*Extracted data entries*

※

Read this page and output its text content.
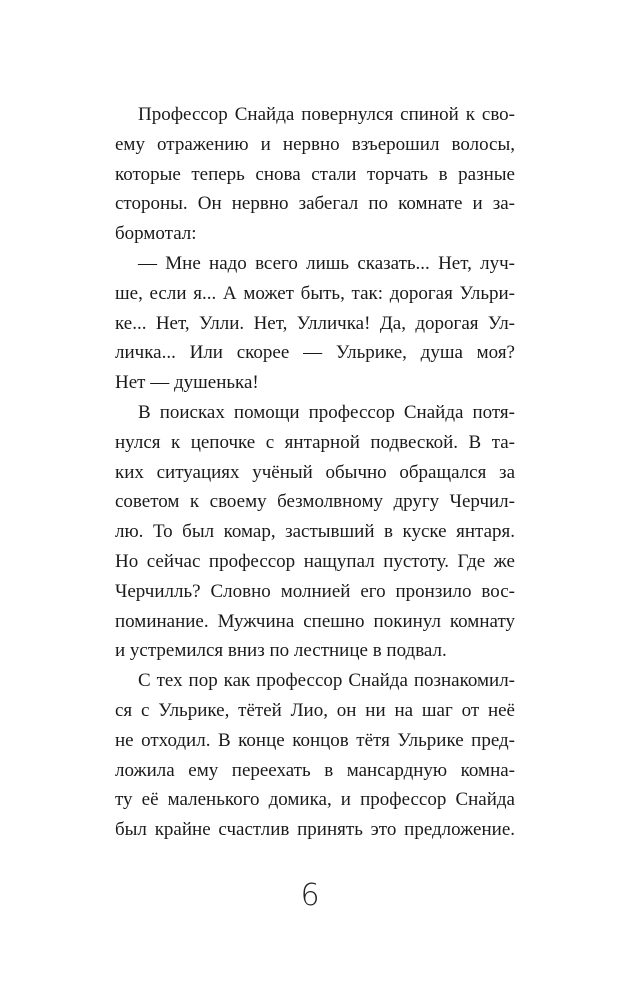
Профессор Снайда повернулся спиной к сво-
ему отражению и нервно взъерошил волосы,
которые теперь снова стали торчать в разные
стороны. Он нервно забегал по комнате и за-
бормотал:
— Мне надо всего лишь сказать... Нет, луч-
ше, если я... А может быть, так: дорогая Ульри-
ке... Нет, Улли. Нет, Улличка! Да, дорогая Ул-
личка... Или скорее — Ульрике, душа моя?
Нет — душенька!
В поисках помощи профессор Снайда потя-
нулся к цепочке с янтарной подвеской. В та-
ких ситуациях учёный обычно обращался за
советом к своему безмолвному другу Черчил-
лю. То был комар, застывший в куске янтаря.
Но сейчас профессор нащупал пустоту. Где же
Черчилль? Словно молнией его пронзило вос-
поминание. Мужчина спешно покинул комнату
и устремился вниз по лестнице в подвал.
С тех пор как профессор Снайда познакомил-
ся с Ульрике, тётей Лио, он ни на шаг от неё
не отходил. В конце концов тётя Ульрике пред-
ложила ему переехать в мансардную комна-
ту её маленького домика, и профессор Снайда
был крайне счастлив принять это предложение.
6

※

*Problem*
Identify and extract each line of the listing that contains "нервно".

*Task answer*
ему отражению и нервно взъерошил волосы,
стороны. Он нервно забегал по комнате и за-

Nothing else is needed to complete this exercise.